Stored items

>>>

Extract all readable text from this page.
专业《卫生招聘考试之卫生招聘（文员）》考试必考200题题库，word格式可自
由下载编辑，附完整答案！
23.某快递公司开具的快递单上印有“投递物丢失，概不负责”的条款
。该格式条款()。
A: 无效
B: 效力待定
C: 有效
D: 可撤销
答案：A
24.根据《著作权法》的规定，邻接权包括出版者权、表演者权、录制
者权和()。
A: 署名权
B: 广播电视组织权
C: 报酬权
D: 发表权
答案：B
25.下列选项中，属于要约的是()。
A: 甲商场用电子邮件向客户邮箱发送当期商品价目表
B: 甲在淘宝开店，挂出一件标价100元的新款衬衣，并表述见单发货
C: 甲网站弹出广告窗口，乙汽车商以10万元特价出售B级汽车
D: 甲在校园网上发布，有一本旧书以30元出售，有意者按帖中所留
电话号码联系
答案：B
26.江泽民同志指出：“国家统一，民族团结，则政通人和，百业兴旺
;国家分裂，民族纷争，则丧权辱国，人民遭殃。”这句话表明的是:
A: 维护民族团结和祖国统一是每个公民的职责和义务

<<<

Print out the whole listing exactly as it appears.

Extract all readable text from this page.
专业《卫生招聘考试之卫生招聘（文员）》考试必考200题题库，word格式可自
由下载编辑，附完整答案！
23.某快递公司开具的快递单上印有“投递物丢失，概不负责”的条款
。该格式条款()。
A: 无效
B: 效力待定
C: 有效
D: 可撤销
答案：A
24.根据《著作权法》的规定，邻接权包括出版者权、表演者权、录制
者权和()。
A: 署名权
B: 广播电视组织权
C: 报酬权
D: 发表权
答案：B
25.下列选项中，属于要约的是()。
A: 甲商场用电子邮件向客户邮箱发送当期商品价目表
B: 甲在淘宝开店，挂出一件标价100元的新款衬衣，并表述见单发货
C: 甲网站弹出广告窗口，乙汽车商以10万元特价出售B级汽车
D: 甲在校园网上发布，有一本旧书以30元出售，有意者按帖中所留
电话号码联系
答案：B
26.江泽民同志指出：“国家统一，民族团结，则政通人和，百业兴旺
;国家分裂，民族纷争，则丧权辱国，人民遭殃。”这句话表明的是:
A: 维护民族团结和祖国统一是每个公民的职责和义务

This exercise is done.